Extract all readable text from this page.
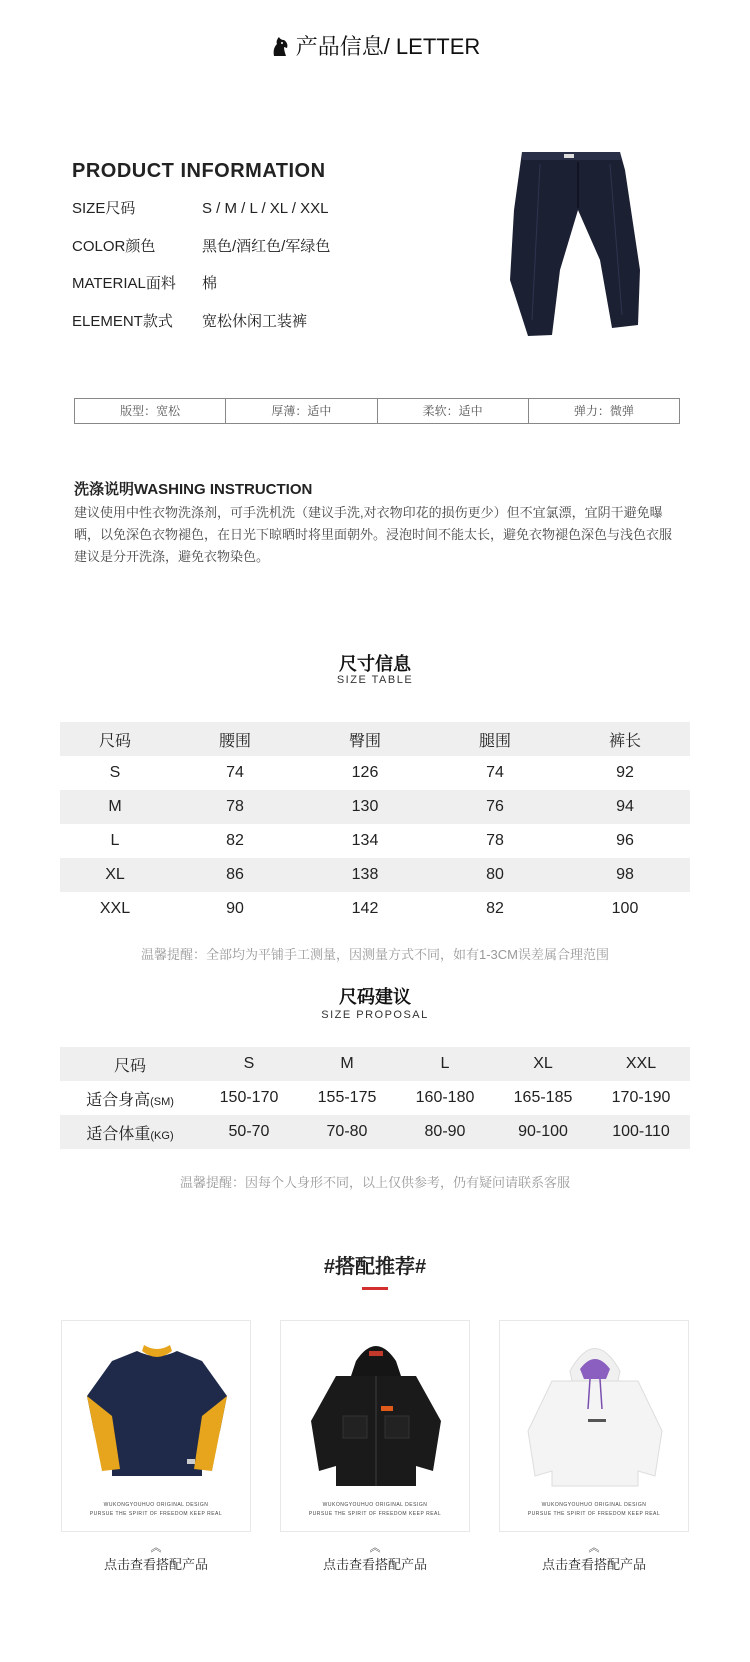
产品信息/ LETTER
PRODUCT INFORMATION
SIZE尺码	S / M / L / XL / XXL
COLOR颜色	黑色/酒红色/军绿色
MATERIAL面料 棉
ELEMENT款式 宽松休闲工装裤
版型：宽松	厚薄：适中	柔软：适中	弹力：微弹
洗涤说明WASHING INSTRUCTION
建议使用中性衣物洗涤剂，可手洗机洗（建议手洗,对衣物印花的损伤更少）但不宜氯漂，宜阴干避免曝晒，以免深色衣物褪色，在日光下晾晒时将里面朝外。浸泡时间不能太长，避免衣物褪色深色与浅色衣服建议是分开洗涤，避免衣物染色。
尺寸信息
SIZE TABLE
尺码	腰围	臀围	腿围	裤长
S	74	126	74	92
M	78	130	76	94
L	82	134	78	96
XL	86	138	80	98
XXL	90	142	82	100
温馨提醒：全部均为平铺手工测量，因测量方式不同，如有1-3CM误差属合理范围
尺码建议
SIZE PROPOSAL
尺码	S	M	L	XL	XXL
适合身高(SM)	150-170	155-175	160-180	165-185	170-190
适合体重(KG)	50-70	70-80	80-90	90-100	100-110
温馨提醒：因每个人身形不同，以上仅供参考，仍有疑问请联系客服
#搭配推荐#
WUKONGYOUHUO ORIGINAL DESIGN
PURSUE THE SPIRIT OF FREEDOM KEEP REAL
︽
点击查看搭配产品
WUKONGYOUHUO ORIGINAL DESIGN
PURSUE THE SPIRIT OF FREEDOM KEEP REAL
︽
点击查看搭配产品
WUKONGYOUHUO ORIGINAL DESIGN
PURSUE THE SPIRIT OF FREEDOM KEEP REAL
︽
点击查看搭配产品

_____

■ **Written instruction**: Write out each line of the data exactly; the images should be left out.

■ **Final result**:
Extract all readable text from this page.
产品信息/ LETTER
PRODUCT INFORMATION
SIZE尺码	S / M / L / XL / XXL
COLOR颜色	黑色/酒红色/军绿色
MATERIAL面料 棉
ELEMENT款式 宽松休闲工装裤
版型：宽松	厚薄：适中	柔软：适中	弹力：微弹
洗涤说明WASHING INSTRUCTION
建议使用中性衣物洗涤剂，可手洗机洗（建议手洗,对衣物印花的损伤更少）但不宜氯漂，宜阴干避免曝晒，以免深色衣物褪色，在日光下晾晒时将里面朝外。浸泡时间不能太长，避免衣物褪色深色与浅色衣服建议是分开洗涤，避免衣物染色。
尺寸信息
SIZE TABLE
尺码	腰围	臀围	腿围	裤长
S	74	126	74	92
M	78	130	76	94
L	82	134	78	96
XL	86	138	80	98
XXL	90	142	82	100
温馨提醒：全部均为平铺手工测量，因测量方式不同，如有1-3CM误差属合理范围
尺码建议
SIZE PROPOSAL
尺码	S	M	L	XL	XXL
适合身高(SM)	150-170	155-175	160-180	165-185	170-190
适合体重(KG)	50-70	70-80	80-90	90-100	100-110
温馨提醒：因每个人身形不同，以上仅供参考，仍有疑问请联系客服
#搭配推荐#
WUKONGYOUHUO ORIGINAL DESIGN
PURSUE THE SPIRIT OF FREEDOM KEEP REAL
︽
点击查看搭配产品
WUKONGYOUHUO ORIGINAL DESIGN
PURSUE THE SPIRIT OF FREEDOM KEEP REAL
︽
点击查看搭配产品
WUKONGYOUHUO ORIGINAL DESIGN
PURSUE THE SPIRIT OF FREEDOM KEEP REAL
︽
点击查看搭配产品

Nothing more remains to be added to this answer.